- Task goal -
Reply with the count of lines holding "image", nothing more.

Entries taken from a collection
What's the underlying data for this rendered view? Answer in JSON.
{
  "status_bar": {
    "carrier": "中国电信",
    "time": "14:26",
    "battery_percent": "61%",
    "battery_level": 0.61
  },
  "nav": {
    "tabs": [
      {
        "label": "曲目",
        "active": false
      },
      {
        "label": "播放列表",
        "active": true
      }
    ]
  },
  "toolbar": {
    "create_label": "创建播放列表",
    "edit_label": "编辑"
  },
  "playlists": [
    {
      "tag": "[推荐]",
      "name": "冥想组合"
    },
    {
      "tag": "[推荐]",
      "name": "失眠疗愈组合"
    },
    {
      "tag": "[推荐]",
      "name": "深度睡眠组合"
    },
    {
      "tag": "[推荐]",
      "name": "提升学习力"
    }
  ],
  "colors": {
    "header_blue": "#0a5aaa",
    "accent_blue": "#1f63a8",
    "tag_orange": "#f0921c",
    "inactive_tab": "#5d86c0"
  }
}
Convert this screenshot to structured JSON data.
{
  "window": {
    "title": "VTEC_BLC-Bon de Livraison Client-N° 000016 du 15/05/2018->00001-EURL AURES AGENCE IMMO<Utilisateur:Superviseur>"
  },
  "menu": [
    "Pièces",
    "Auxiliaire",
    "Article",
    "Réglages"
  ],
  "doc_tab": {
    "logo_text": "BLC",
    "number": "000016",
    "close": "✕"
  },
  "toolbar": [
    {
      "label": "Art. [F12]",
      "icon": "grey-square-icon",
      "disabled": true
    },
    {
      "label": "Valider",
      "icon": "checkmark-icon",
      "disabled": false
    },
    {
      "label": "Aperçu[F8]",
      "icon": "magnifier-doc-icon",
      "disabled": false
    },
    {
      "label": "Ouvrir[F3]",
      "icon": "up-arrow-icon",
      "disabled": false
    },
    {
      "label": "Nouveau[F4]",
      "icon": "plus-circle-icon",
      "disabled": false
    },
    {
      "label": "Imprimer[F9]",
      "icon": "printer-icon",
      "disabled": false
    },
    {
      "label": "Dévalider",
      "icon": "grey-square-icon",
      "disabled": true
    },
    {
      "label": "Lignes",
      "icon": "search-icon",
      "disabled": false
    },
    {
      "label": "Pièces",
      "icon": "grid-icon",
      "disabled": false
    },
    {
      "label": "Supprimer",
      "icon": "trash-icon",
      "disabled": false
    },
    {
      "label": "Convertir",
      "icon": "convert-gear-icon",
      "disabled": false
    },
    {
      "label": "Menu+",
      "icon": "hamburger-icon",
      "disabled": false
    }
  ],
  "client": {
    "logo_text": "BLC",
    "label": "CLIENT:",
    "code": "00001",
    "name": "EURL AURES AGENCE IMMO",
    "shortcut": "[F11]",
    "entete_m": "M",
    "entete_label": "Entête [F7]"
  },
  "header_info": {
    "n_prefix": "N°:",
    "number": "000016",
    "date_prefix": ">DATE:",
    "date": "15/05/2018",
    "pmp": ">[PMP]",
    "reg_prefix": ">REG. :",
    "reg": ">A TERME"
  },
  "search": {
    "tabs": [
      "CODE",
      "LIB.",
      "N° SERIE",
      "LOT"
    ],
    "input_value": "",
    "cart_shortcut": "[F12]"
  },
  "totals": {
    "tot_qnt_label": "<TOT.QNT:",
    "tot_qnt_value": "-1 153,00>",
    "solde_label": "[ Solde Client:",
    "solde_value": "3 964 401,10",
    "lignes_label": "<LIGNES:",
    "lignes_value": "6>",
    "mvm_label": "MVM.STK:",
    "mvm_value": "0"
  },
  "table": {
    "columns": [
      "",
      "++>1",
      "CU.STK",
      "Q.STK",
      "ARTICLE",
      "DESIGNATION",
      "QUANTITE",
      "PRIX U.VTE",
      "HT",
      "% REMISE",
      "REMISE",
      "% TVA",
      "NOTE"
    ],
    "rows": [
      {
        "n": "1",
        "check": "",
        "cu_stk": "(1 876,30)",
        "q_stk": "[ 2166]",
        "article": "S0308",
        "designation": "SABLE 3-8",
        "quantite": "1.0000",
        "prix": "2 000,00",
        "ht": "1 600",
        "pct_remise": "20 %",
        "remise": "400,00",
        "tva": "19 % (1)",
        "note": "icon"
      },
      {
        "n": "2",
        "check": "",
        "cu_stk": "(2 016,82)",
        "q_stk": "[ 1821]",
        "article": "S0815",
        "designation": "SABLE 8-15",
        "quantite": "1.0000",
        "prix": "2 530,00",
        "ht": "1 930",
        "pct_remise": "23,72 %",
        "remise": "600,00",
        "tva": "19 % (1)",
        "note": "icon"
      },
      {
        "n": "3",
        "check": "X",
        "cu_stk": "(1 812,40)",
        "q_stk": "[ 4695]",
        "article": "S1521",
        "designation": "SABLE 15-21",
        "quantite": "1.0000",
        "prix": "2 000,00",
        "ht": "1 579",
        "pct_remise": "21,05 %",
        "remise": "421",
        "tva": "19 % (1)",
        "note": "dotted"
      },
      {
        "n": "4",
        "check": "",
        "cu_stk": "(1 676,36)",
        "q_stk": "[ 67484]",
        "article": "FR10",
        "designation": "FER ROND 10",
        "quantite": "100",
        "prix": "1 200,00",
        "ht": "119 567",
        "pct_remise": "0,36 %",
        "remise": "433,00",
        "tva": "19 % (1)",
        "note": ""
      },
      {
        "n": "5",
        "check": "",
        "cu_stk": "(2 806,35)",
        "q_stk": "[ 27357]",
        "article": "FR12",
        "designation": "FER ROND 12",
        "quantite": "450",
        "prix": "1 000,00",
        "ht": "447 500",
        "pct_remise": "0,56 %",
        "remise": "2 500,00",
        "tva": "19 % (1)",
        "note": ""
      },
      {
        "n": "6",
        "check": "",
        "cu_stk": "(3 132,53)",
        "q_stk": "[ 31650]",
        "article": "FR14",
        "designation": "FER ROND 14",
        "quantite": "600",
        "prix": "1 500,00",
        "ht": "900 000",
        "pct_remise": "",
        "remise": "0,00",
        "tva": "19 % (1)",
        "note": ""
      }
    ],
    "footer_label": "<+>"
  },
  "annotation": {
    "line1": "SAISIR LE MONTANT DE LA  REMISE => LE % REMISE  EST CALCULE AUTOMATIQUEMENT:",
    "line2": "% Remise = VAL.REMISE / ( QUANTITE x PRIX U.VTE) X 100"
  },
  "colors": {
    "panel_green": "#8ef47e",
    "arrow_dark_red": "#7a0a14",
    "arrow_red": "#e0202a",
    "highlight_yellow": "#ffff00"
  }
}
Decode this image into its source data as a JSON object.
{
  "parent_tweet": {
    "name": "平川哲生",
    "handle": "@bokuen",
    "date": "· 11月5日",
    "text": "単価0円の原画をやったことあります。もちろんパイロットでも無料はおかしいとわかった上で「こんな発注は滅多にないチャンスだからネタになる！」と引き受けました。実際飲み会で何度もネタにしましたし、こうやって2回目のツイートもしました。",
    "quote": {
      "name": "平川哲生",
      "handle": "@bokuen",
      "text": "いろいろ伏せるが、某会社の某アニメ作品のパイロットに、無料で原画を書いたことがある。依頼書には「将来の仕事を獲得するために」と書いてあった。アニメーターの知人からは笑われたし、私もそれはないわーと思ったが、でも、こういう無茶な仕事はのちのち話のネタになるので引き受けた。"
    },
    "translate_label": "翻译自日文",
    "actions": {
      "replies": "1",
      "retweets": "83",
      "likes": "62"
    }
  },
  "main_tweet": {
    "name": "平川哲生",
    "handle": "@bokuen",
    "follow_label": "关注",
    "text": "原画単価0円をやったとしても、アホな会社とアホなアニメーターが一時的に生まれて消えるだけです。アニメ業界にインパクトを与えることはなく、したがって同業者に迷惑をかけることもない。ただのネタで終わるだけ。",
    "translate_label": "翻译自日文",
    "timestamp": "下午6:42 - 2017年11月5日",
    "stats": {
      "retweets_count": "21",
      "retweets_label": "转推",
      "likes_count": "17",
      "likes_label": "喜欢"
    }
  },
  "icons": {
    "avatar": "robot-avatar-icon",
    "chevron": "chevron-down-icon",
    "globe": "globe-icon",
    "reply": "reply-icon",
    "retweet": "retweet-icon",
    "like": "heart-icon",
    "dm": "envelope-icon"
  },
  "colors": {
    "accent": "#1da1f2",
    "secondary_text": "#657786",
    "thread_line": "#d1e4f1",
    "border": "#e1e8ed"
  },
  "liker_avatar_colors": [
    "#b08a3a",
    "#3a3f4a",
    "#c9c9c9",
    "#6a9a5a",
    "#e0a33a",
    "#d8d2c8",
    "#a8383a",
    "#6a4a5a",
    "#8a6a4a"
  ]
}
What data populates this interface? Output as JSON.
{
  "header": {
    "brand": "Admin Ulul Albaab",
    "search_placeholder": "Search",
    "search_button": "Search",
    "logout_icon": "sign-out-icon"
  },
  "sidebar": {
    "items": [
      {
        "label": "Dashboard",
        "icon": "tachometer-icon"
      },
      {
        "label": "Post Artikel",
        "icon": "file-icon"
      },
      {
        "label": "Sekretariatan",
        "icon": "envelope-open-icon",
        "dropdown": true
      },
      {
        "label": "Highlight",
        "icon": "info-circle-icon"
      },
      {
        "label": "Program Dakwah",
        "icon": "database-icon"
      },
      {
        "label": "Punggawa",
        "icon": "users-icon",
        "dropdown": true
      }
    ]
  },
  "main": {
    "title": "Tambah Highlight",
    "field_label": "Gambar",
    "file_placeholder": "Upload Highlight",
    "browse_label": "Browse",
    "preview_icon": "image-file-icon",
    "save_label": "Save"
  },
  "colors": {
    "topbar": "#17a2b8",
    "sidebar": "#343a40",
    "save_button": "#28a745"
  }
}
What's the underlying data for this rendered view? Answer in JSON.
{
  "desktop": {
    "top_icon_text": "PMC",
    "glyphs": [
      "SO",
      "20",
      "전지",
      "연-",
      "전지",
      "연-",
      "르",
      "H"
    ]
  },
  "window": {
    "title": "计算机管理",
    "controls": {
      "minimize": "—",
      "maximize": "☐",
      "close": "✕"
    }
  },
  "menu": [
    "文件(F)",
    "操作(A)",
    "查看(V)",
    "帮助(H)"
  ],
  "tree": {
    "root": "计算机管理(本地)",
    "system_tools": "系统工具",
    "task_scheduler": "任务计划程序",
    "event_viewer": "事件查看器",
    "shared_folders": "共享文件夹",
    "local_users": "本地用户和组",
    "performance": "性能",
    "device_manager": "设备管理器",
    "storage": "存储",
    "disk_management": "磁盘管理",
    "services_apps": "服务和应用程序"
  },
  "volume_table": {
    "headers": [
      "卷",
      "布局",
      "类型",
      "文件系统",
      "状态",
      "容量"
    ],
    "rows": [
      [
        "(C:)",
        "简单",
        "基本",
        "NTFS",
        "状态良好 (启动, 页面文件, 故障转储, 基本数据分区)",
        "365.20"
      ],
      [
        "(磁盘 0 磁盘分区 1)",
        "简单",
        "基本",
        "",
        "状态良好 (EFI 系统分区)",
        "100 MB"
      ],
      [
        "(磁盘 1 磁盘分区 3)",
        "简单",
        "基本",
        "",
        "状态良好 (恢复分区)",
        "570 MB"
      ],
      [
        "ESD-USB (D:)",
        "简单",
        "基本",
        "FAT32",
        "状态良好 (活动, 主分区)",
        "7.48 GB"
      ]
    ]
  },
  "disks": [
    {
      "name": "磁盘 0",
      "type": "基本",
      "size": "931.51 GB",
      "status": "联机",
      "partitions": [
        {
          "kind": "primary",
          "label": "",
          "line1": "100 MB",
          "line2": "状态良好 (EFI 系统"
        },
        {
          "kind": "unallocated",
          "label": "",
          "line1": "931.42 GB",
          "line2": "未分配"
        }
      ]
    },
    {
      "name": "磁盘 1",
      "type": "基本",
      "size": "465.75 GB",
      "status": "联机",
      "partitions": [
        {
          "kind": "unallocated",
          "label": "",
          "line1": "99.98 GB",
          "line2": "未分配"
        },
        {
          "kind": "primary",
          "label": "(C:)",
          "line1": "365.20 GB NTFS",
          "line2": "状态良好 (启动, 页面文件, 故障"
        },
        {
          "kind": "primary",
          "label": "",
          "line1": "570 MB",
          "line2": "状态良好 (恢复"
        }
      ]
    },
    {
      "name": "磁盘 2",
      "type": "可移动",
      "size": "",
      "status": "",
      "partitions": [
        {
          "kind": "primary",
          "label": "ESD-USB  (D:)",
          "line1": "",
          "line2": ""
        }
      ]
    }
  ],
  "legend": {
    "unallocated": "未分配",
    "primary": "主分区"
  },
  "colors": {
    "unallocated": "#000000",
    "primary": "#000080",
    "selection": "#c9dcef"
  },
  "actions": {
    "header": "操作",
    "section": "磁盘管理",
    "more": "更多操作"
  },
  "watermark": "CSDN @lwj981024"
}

- Exercise answer -
2